## [Stored items]
⟨
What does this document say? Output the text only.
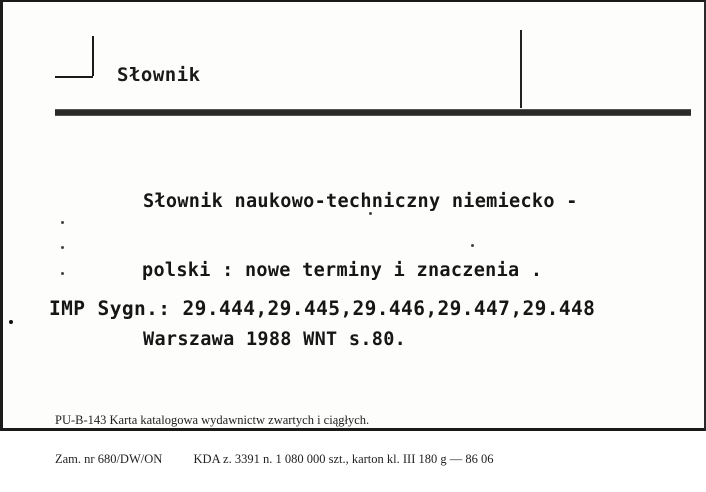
Słownik

Słownik naukowo-techniczny niemiecko -

polski : nowe terminy i znaczenia .

Warszawa 1988 WNT s.80.

IMP Sygn.: 29.444,29.445,29.446,29.447,29.448

PU-B-143 Karta katalogowa wydawnictw zwartych i ciągłych.

Zam. nr 680/DW/ON          KDA z. 3391 n. 1 080 000 szt., karton kl. III 180 g — 86 06
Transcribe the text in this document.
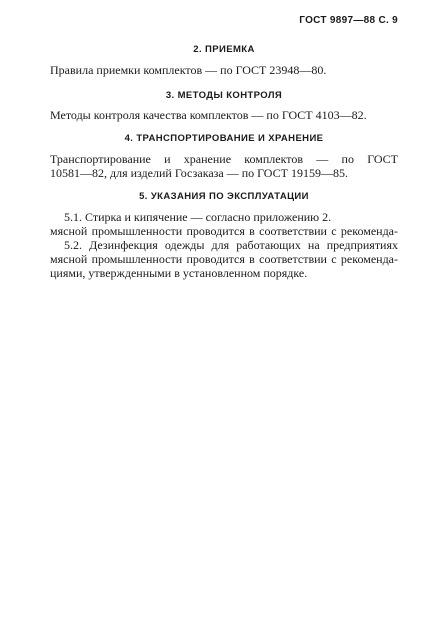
ГОСТ 9897—88 С. 9
2. ПРИЕМКА
Правила приемки комплектов — по ГОСТ 23948—80.
3. МЕТОДЫ КОНТРОЛЯ
Методы контроля качества комплектов — по ГОСТ 4103—82.
4. ТРАНСПОРТИРОВАНИЕ И ХРАНЕНИЕ
Транспортирование и хранение комплектов — по ГОСТ
10581—82, для изделий Госзаказа — по ГОСТ 19159—85.
5. УКАЗАНИЯ ПО ЭКСПЛУАТАЦИИ
5.1. Стирка и кипячение — согласно приложению 2.
мясной промышленности проводится в соответствии с рекоменда-
5.2. Дезинфекция одежды для работающих на предприятиях
мясной промышленности проводится в соответствии с рекоменда-
циями, утвержденными в установленном порядке.
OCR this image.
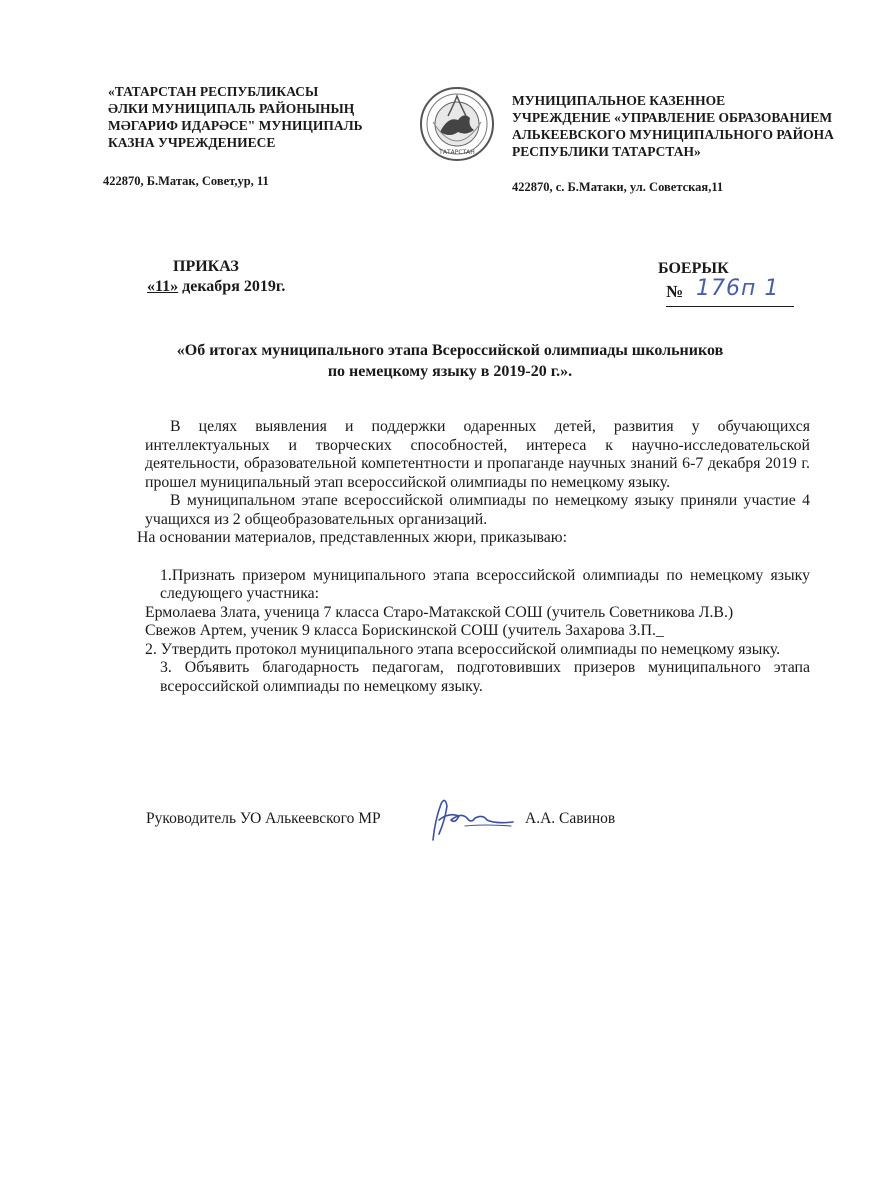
«ТАТАРСТАН РЕСПУБЛИКАСЫ
ӘЛКИ МУНИЦИПАЛЬ РАЙОНЫНЫҢ
МӘГАРИФ ИДАРӘСЕ" МУНИЦИПАЛЬ
КАЗНА УЧРЕЖДЕНИЕСЕ
422870, Б.Матак, Совет,ур, 11
ТАТАРСТАН
МУНИЦИПАЛЬНОЕ КАЗЕННОЕ
УЧРЕЖДЕНИЕ «УПРАВЛЕНИЕ ОБРАЗОВАНИЕМ
АЛЬКЕЕВСКОГО МУНИЦИПАЛЬНОГО РАЙОНА
РЕСПУБЛИКИ ТАТАРСТАН»
422870, с. Б.Матаки, ул. Советская,11
ПРИКАЗ
«11» декабря 2019г.
БОЕРЫК
№ 176п 1
«Об итогах муниципального этапа Всероссийской олимпиады школьников
по немецкому языку в 2019-20 г.».

В целях выявления и поддержки одаренных детей, развития у обучающихся интеллектуальных и творческих способностей, интереса к научно-исследовательской деятельности, образовательной компетентности и пропаганде научных знаний 6-7 декабря 2019 г. прошел муниципальный этап всероссийской олимпиады по немецкому языку.

В муниципальном этапе всероссийской олимпиады по немецкому языку приняли участие 4 учащихся из 2 общеобразовательных организаций.

На основании материалов, представленных жюри, приказываю:

1.Признать призером муниципального этапа всероссийской олимпиады по немецкому языку следующего участника:

Ермолаева Злата, ученица 7 класса Старо-Матакской СОШ (учитель Советникова Л.В.)

Свежов Артем, ученик 9 класса Борискинской СОШ (учитель Захарова З.П._

2. Утвердить протокол муниципального этапа всероссийской олимпиады по немецкому языку.

3. Объявить благодарность педагогам, подготовивших призеров муниципального этапа всероссийской олимпиады по немецкому языку.

Руководитель УО Алькеевского МР	А.А. Савинов
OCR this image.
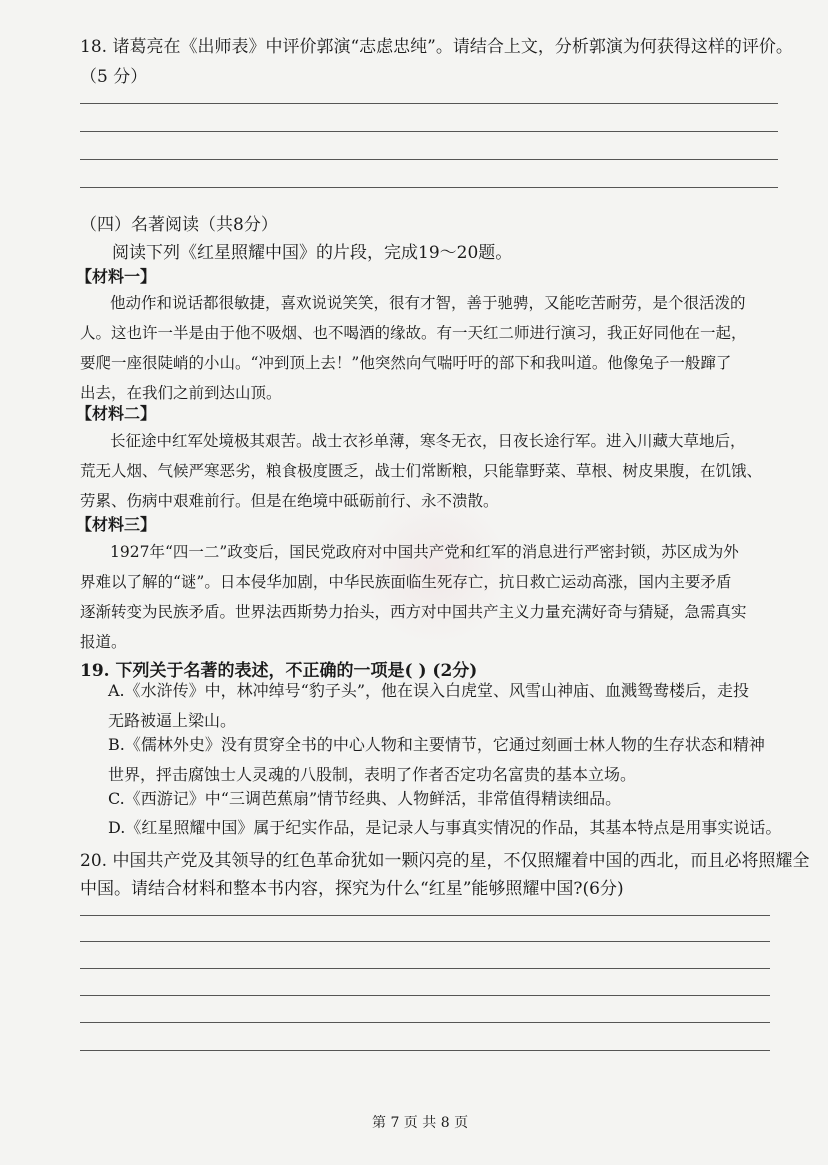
18. 诸葛亮在《出师表》中评价郭演“志虑忠纯”。请结合上文，分析郭演为何获得这样的评价。
（5 分）
（四）名著阅读（共8分）
阅读下列《红星照耀中国》的片段，完成19～20题。
【材料一】
他动作和说话都很敏捷，喜欢说说笑笑，很有才智，善于驰骋，又能吃苦耐劳，是个很活泼的
人。这也许一半是由于他不吸烟、也不喝酒的缘故。有一天红二师进行演习，我正好同他在一起，
要爬一座很陡峭的小山。“冲到顶上去！”他突然向气喘吁吁的部下和我叫道。他像兔子一般蹿了
出去，在我们之前到达山顶。
【材料二】
长征途中红军处境极其艰苦。战士衣衫单薄，寒冬无衣，日夜长途行军。进入川藏大草地后，
荒无人烟、气候严寒恶劣，粮食极度匮乏，战士们常断粮，只能靠野菜、草根、树皮果腹，在饥饿、
劳累、伤病中艰难前行。但是在绝境中砥砺前行、永不溃散。
【材料三】
1927年“四一二”政变后，国民党政府对中国共产党和红军的消息进行严密封锁，苏区成为外
界难以了解的“谜”。日本侵华加剧，中华民族面临生死存亡，抗日救亡运动高涨，国内主要矛盾
逐渐转变为民族矛盾。世界法西斯势力抬头，西方对中国共产主义力量充满好奇与猜疑，急需真实
报道。
19. 下列关于名著的表述，不正确的一项是( ) (2分)
A.《水浒传》中，林冲绰号“豹子头”，他在误入白虎堂、风雪山神庙、血溅鸳鸯楼后，走投
无路被逼上梁山。
B.《儒林外史》没有贯穿全书的中心人物和主要情节，它通过刻画士林人物的生存状态和精神
世界，抨击腐蚀士人灵魂的八股制，表明了作者否定功名富贵的基本立场。
C.《西游记》中“三调芭蕉扇”情节经典、人物鲜活，非常值得精读细品。
D.《红星照耀中国》属于纪实作品，是记录人与事真实情况的作品，其基本特点是用事实说话。
20. 中国共产党及其领导的红色革命犹如一颗闪亮的星，不仅照耀着中国的西北，而且必将照耀全
中国。请结合材料和整本书内容，探究为什么“红星”能够照耀中国?(6分)
第 7 页 共 8 页
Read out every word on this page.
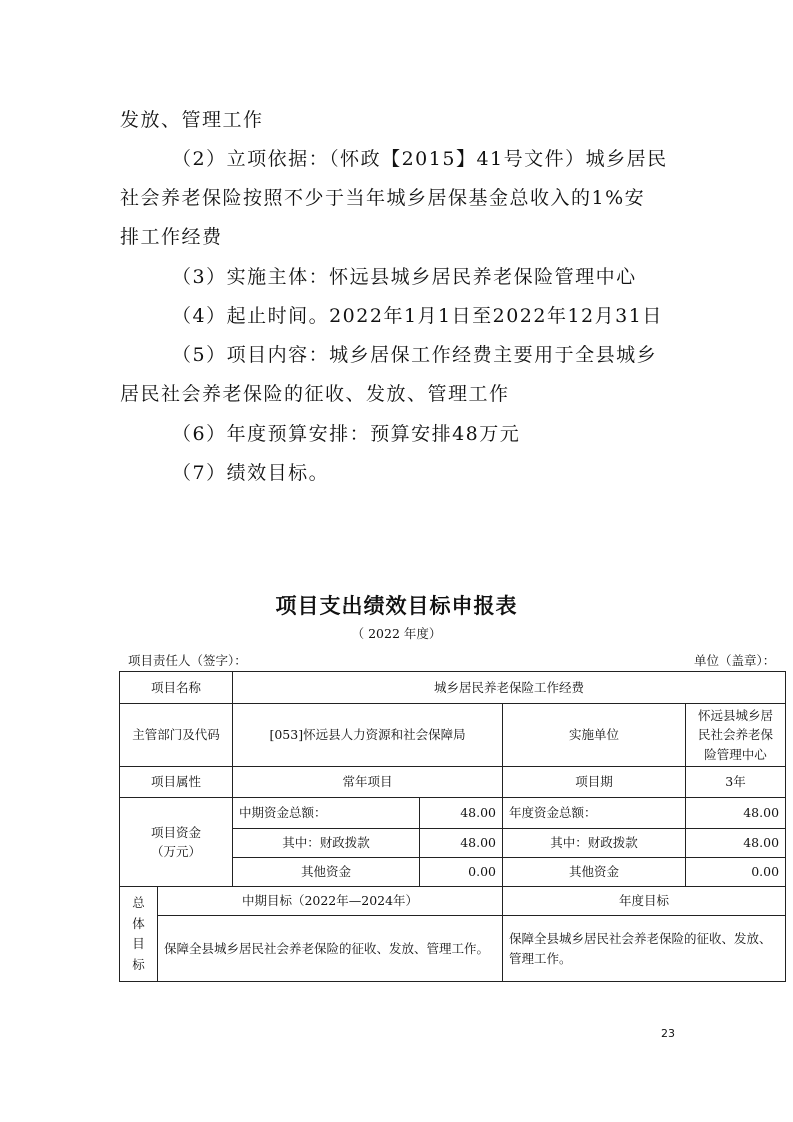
发放、管理工作
（2）立项依据：（怀政【2015】41号文件）城乡居民
社会养老保险按照不少于当年城乡居保基金总收入的1%安
排工作经费
（3）实施主体：怀远县城乡居民养老保险管理中心
（4）起止时间。2022年1月1日至2022年12月31日
（5）项目内容：城乡居保工作经费主要用于全县城乡
居民社会养老保险的征收、发放、管理工作
（6）年度预算安排：预算安排48万元
（7）绩效目标。
项目支出绩效目标申报表
（ 2022 年度）
项目责任人（签字）：	单位（盖章）：
项目名称		城乡居民养老保险工作经费			
主管部门及代码		[053]怀远县人力资源和社会保障局		实施单位	怀远县城乡居民社会养老保险管理中心
项目属性		常年项目		项目期	3年
项目资金（万元）		中期资金总额：	48.00	年度资金总额：	48.00
		其中：财政拨款	48.00	其中：财政拨款	48.00
		其他资金	0.00	其他资金	0.00
总体目标	中期目标（2022年—2024年）			年度目标	
	保障全县城乡居民社会养老保险的征收、发放、管理工作。			保障全县城乡居民社会养老保险的征收、发放、管理工作。	
23
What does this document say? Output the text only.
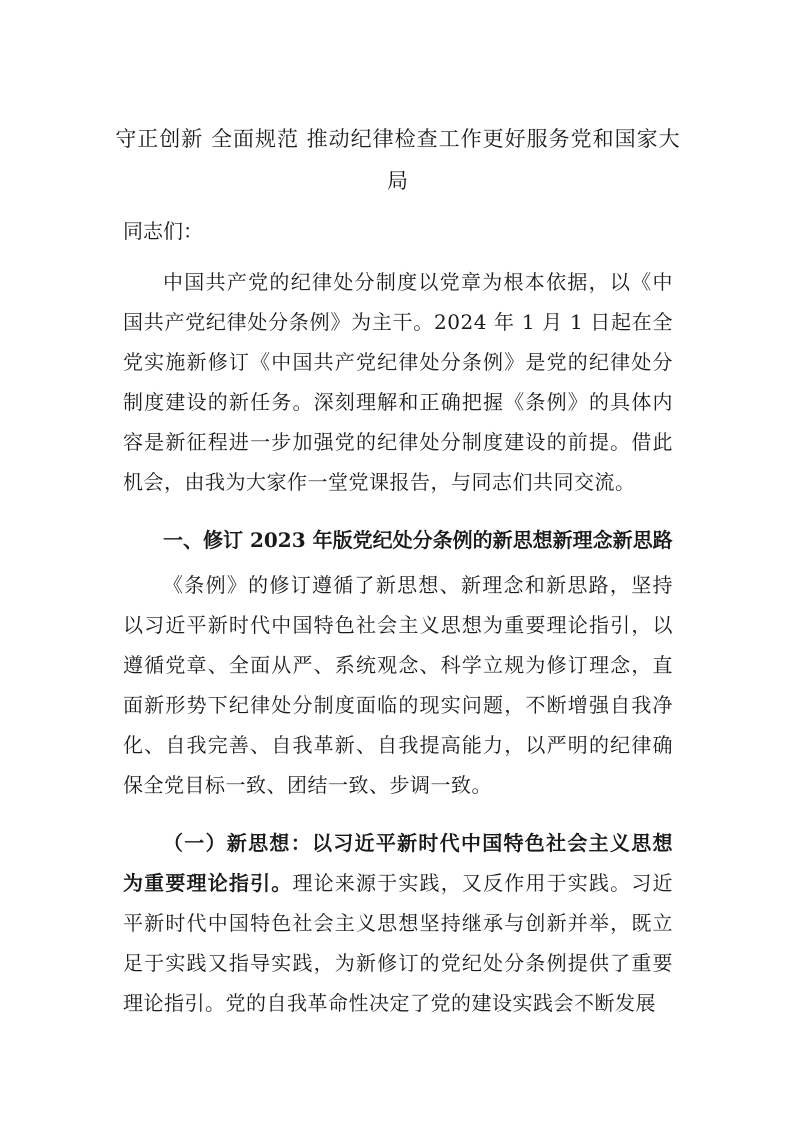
守正创新 全面规范 推动纪律检查工作更好服务党和国家大局

同志们：

中国共产党的纪律处分制度以党章为根本依据，以《中国共产党纪律处分条例》为主干。2024 年 1 月 1 日起在全党实施新修订《中国共产党纪律处分条例》是党的纪律处分制度建设的新任务。深刻理解和正确把握《条例》的具体内容是新征程进一步加强党的纪律处分制度建设的前提。借此机会，由我为大家作一堂党课报告，与同志们共同交流。

一、修订 2023 年版党纪处分条例的新思想新理念新思路

《条例》的修订遵循了新思想、新理念和新思路，坚持以习近平新时代中国特色社会主义思想为重要理论指引，以遵循党章、全面从严、系统观念、科学立规为修订理念，直面新形势下纪律处分制度面临的现实问题，不断增强自我净化、自我完善、自我革新、自我提高能力，以严明的纪律确保全党目标一致、团结一致、步调一致。

（一）新思想：以习近平新时代中国特色社会主义思想为重要理论指引。理论来源于实践，又反作用于实践。习近平新时代中国特色社会主义思想坚持继承与创新并举，既立足于实践又指导实践，为新修订的党纪处分条例提供了重要理论指引。党的自我革命性决定了党的建设实践会不断发展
⟩
## [REQUIRED WORK]
Considering only the records above, state the number of lines that include the word "языку", with nothing added.

## [RESPONSE]
6